Do this >> Write out all records as given; omit images.

------ Source material

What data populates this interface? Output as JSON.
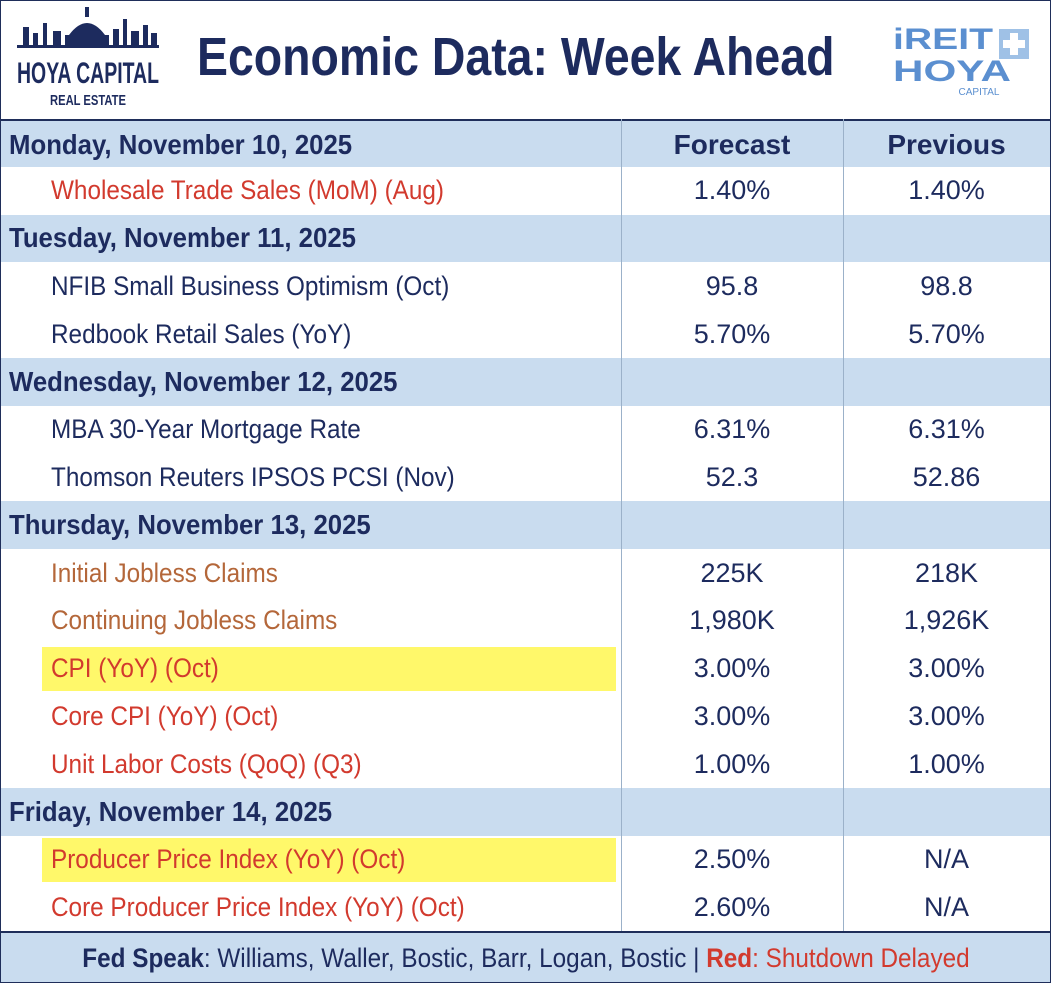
{
  "header": {
    "title": "Economic Data: Week Ahead",
    "logo_left_line1": "HOYA CAPITAL",
    "logo_left_line2": "REAL ESTATE",
    "logo_right_line1": "iREIT",
    "logo_right_line2": "HOYA",
    "logo_right_line3": "CAPITAL"
  },
  "columns": {
    "forecast": "Forecast",
    "previous": "Previous"
  },
  "rows": [
    {
      "type": "day",
      "label": "Monday, November 10, 2025",
      "forecast": "Forecast",
      "previous": "Previous"
    },
    {
      "type": "item",
      "label": "Wholesale Trade Sales (MoM) (Aug)",
      "forecast": "1.40%",
      "previous": "1.40%",
      "color": "red",
      "highlight": false
    },
    {
      "type": "day",
      "label": "Tuesday, November 11, 2025",
      "forecast": "",
      "previous": ""
    },
    {
      "type": "item",
      "label": "NFIB Small Business Optimism (Oct)",
      "forecast": "95.8",
      "previous": "98.8",
      "color": "navy",
      "highlight": false
    },
    {
      "type": "item",
      "label": "Redbook Retail Sales (YoY)",
      "forecast": "5.70%",
      "previous": "5.70%",
      "color": "navy",
      "highlight": false
    },
    {
      "type": "day",
      "label": "Wednesday, November 12, 2025",
      "forecast": "",
      "previous": ""
    },
    {
      "type": "item",
      "label": "MBA 30-Year Mortgage Rate",
      "forecast": "6.31%",
      "previous": "6.31%",
      "color": "navy",
      "highlight": false
    },
    {
      "type": "item",
      "label": "Thomson Reuters IPSOS PCSI (Nov)",
      "forecast": "52.3",
      "previous": "52.86",
      "color": "navy",
      "highlight": false
    },
    {
      "type": "day",
      "label": "Thursday, November 13, 2025",
      "forecast": "",
      "previous": ""
    },
    {
      "type": "item",
      "label": "Initial Jobless Claims",
      "forecast": "225K",
      "previous": "218K",
      "color": "orange",
      "highlight": false
    },
    {
      "type": "item",
      "label": "Continuing Jobless Claims",
      "forecast": "1,980K",
      "previous": "1,926K",
      "color": "orange",
      "highlight": false
    },
    {
      "type": "item",
      "label": "CPI (YoY) (Oct)",
      "forecast": "3.00%",
      "previous": "3.00%",
      "color": "red",
      "highlight": true
    },
    {
      "type": "item",
      "label": "Core CPI (YoY) (Oct)",
      "forecast": "3.00%",
      "previous": "3.00%",
      "color": "red",
      "highlight": false
    },
    {
      "type": "item",
      "label": "Unit Labor Costs (QoQ) (Q3)",
      "forecast": "1.00%",
      "previous": "1.00%",
      "color": "red",
      "highlight": false
    },
    {
      "type": "day",
      "label": "Friday, November 14, 2025",
      "forecast": "",
      "previous": ""
    },
    {
      "type": "item",
      "label": "Producer Price Index (YoY) (Oct)",
      "forecast": "2.50%",
      "previous": "N/A",
      "color": "red",
      "highlight": true
    },
    {
      "type": "item",
      "label": "Core Producer Price Index (YoY) (Oct)",
      "forecast": "2.60%",
      "previous": "N/A",
      "color": "red",
      "highlight": false
    }
  ],
  "footer": {
    "fed_label": "Fed Speak",
    "fed_text": ": Williams, Waller, Bostic, Barr, Logan, Bostic | ",
    "red_label": "Red",
    "red_text": ": Shutdown Delayed"
  },
  "colors": {
    "navy": "#1d2b5e",
    "red": "#d23a2e",
    "orange": "#b4673a",
    "day_band": "#c9dcef",
    "highlight": "#fff86a",
    "logo_blue": "#5b8fd0"
  }
}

------------

Solution >>
What data populates this interface? Output as JSON.
{
  "header": {
    "title": "Economic Data: Week Ahead",
    "logo_left_line1": "HOYA CAPITAL",
    "logo_left_line2": "REAL ESTATE",
    "logo_right_line1": "iREIT",
    "logo_right_line2": "HOYA",
    "logo_right_line3": "CAPITAL"
  },
  "columns": {
    "forecast": "Forecast",
    "previous": "Previous"
  },
  "rows": [
    {
      "type": "day",
      "label": "Monday, November 10, 2025",
      "forecast": "Forecast",
      "previous": "Previous"
    },
    {
      "type": "item",
      "label": "Wholesale Trade Sales (MoM) (Aug)",
      "forecast": "1.40%",
      "previous": "1.40%",
      "color": "red",
      "highlight": false
    },
    {
      "type": "day",
      "label": "Tuesday, November 11, 2025",
      "forecast": "",
      "previous": ""
    },
    {
      "type": "item",
      "label": "NFIB Small Business Optimism (Oct)",
      "forecast": "95.8",
      "previous": "98.8",
      "color": "navy",
      "highlight": false
    },
    {
      "type": "item",
      "label": "Redbook Retail Sales (YoY)",
      "forecast": "5.70%",
      "previous": "5.70%",
      "color": "navy",
      "highlight": false
    },
    {
      "type": "day",
      "label": "Wednesday, November 12, 2025",
      "forecast": "",
      "previous": ""
    },
    {
      "type": "item",
      "label": "MBA 30-Year Mortgage Rate",
      "forecast": "6.31%",
      "previous": "6.31%",
      "color": "navy",
      "highlight": false
    },
    {
      "type": "item",
      "label": "Thomson Reuters IPSOS PCSI (Nov)",
      "forecast": "52.3",
      "previous": "52.86",
      "color": "navy",
      "highlight": false
    },
    {
      "type": "day",
      "label": "Thursday, November 13, 2025",
      "forecast": "",
      "previous": ""
    },
    {
      "type": "item",
      "label": "Initial Jobless Claims",
      "forecast": "225K",
      "previous": "218K",
      "color": "orange",
      "highlight": false
    },
    {
      "type": "item",
      "label": "Continuing Jobless Claims",
      "forecast": "1,980K",
      "previous": "1,926K",
      "color": "orange",
      "highlight": false
    },
    {
      "type": "item",
      "label": "CPI (YoY) (Oct)",
      "forecast": "3.00%",
      "previous": "3.00%",
      "color": "red",
      "highlight": true
    },
    {
      "type": "item",
      "label": "Core CPI (YoY) (Oct)",
      "forecast": "3.00%",
      "previous": "3.00%",
      "color": "red",
      "highlight": false
    },
    {
      "type": "item",
      "label": "Unit Labor Costs (QoQ) (Q3)",
      "forecast": "1.00%",
      "previous": "1.00%",
      "color": "red",
      "highlight": false
    },
    {
      "type": "day",
      "label": "Friday, November 14, 2025",
      "forecast": "",
      "previous": ""
    },
    {
      "type": "item",
      "label": "Producer Price Index (YoY) (Oct)",
      "forecast": "2.50%",
      "previous": "N/A",
      "color": "red",
      "highlight": true
    },
    {
      "type": "item",
      "label": "Core Producer Price Index (YoY) (Oct)",
      "forecast": "2.60%",
      "previous": "N/A",
      "color": "red",
      "highlight": false
    }
  ],
  "footer": {
    "fed_label": "Fed Speak",
    "fed_text": ": Williams, Waller, Bostic, Barr, Logan, Bostic | ",
    "red_label": "Red",
    "red_text": ": Shutdown Delayed"
  },
  "colors": {
    "navy": "#1d2b5e",
    "red": "#d23a2e",
    "orange": "#b4673a",
    "day_band": "#c9dcef",
    "highlight": "#fff86a",
    "logo_blue": "#5b8fd0"
  }
}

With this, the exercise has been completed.